PROBLEM TO SOLVE — Reproduce the listing word for word. Skip any image.

Stored items from a collection
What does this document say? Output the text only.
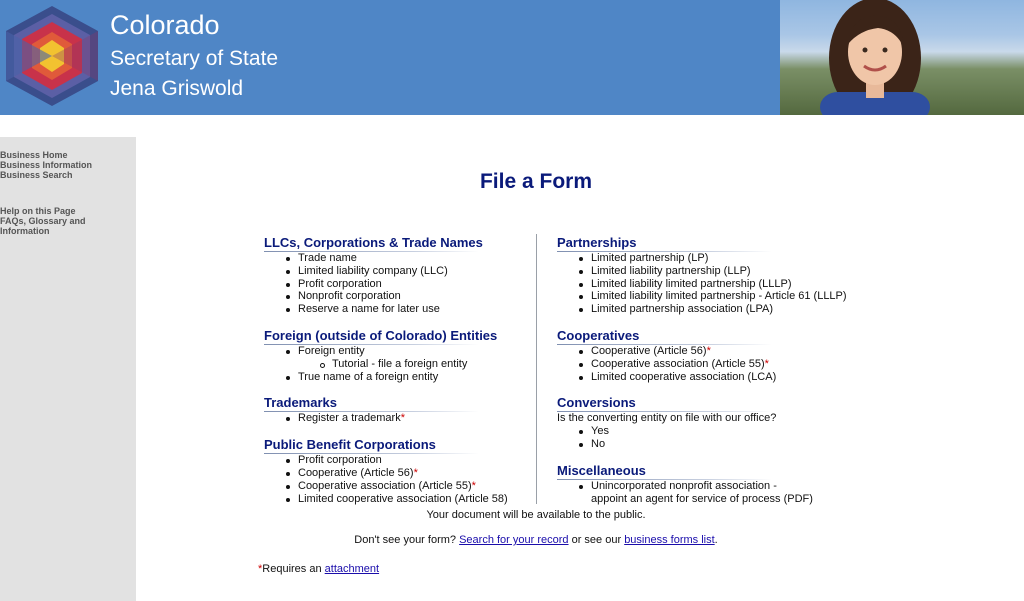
Colorado
Secretary of State
Jena Griswold
Business Home
Business Information
Business Search
Help on this Page
FAQs, Glossary and Information
File a Form
LLCs, Corporations & Trade Names
Trade name
Limited liability company (LLC)
Profit corporation
Nonprofit corporation
Reserve a name for later use
Foreign (outside of Colorado) Entities
Foreign entity
Tutorial - file a foreign entity
True name of a foreign entity
Trademarks
Register a trademark*
Public Benefit Corporations
Profit corporation
Cooperative (Article 56)*
Cooperative association (Article 55)*
Limited cooperative association (Article 58)
Partnerships
Limited partnership (LP)
Limited liability partnership (LLP)
Limited liability limited partnership (LLLP)
Limited liability limited partnership - Article 61 (LLLP)
Limited partnership association (LPA)
Cooperatives
Cooperative (Article 56)*
Cooperative association (Article 55)*
Limited cooperative association (LCA)
Conversions

Is the converting entity on file with our office?

Yes
No
Miscellaneous
Unincorporated nonprofit association -
appoint an agent for service of process (PDF)

Your document will be available to the public.

Don't see your form? Search for your record or see our business forms list.

*Requires an attachment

OUTPUT FOR THIS EXERCISE —
What does this document say? Output the text only.
Colorado
Secretary of State
Jena Griswold
Business Home
Business Information
Business Search
Help on this Page
FAQs, Glossary and Information
File a Form
LLCs, Corporations & Trade Names
Trade name
Limited liability company (LLC)
Profit corporation
Nonprofit corporation
Reserve a name for later use
Foreign (outside of Colorado) Entities
Foreign entity
Tutorial - file a foreign entity
True name of a foreign entity
Trademarks
Register a trademark*
Public Benefit Corporations
Profit corporation
Cooperative (Article 56)*
Cooperative association (Article 55)*
Limited cooperative association (Article 58)
Partnerships
Limited partnership (LP)
Limited liability partnership (LLP)
Limited liability limited partnership (LLLP)
Limited liability limited partnership - Article 61 (LLLP)
Limited partnership association (LPA)
Cooperatives
Cooperative (Article 56)*
Cooperative association (Article 55)*
Limited cooperative association (LCA)
Conversions

Is the converting entity on file with our office?

Yes
No
Miscellaneous
Unincorporated nonprofit association -
appoint an agent for service of process (PDF)

Your document will be available to the public.

Don't see your form? Search for your record or see our business forms list.

*Requires an attachment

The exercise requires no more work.